### Set task
Each record must be retyped in full. No character may differ.

## start Information given

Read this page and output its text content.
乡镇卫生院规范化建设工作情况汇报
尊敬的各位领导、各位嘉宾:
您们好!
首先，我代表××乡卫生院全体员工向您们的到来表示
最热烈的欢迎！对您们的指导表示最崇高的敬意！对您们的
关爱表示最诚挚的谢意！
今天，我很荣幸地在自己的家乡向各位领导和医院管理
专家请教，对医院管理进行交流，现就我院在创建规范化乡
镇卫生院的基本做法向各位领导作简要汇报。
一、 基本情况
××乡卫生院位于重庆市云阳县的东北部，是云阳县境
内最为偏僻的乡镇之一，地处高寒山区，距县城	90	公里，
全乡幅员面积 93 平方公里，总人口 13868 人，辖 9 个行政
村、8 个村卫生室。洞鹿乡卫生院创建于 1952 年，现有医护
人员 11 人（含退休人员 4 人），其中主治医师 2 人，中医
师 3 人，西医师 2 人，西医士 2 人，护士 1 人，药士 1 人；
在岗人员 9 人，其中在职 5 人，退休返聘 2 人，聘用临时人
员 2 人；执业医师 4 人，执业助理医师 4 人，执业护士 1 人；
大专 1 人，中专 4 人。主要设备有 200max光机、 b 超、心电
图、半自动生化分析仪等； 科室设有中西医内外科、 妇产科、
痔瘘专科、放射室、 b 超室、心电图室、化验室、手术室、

## end Information given

### Reply to the exercise
Read this page and output its text content.
乡镇卫生院规范化建设工作情况汇报
尊敬的各位领导、各位嘉宾:
您们好!
首先，我代表××乡卫生院全体员工向您们的到来表示
最热烈的欢迎！对您们的指导表示最崇高的敬意！对您们的
关爱表示最诚挚的谢意！
今天，我很荣幸地在自己的家乡向各位领导和医院管理
专家请教，对医院管理进行交流，现就我院在创建规范化乡
镇卫生院的基本做法向各位领导作简要汇报。
一、 基本情况
××乡卫生院位于重庆市云阳县的东北部，是云阳县境
内最为偏僻的乡镇之一，地处高寒山区，距县城	90	公里，
全乡幅员面积 93 平方公里，总人口 13868 人，辖 9 个行政
村、8 个村卫生室。洞鹿乡卫生院创建于 1952 年，现有医护
人员 11 人（含退休人员 4 人），其中主治医师 2 人，中医
师 3 人，西医师 2 人，西医士 2 人，护士 1 人，药士 1 人；
在岗人员 9 人，其中在职 5 人，退休返聘 2 人，聘用临时人
员 2 人；执业医师 4 人，执业助理医师 4 人，执业护士 1 人；
大专 1 人，中专 4 人。主要设备有 200max光机、 b 超、心电
图、半自动生化分析仪等； 科室设有中西医内外科、 妇产科、
痔瘘专科、放射室、 b 超室、心电图室、化验室、手术室、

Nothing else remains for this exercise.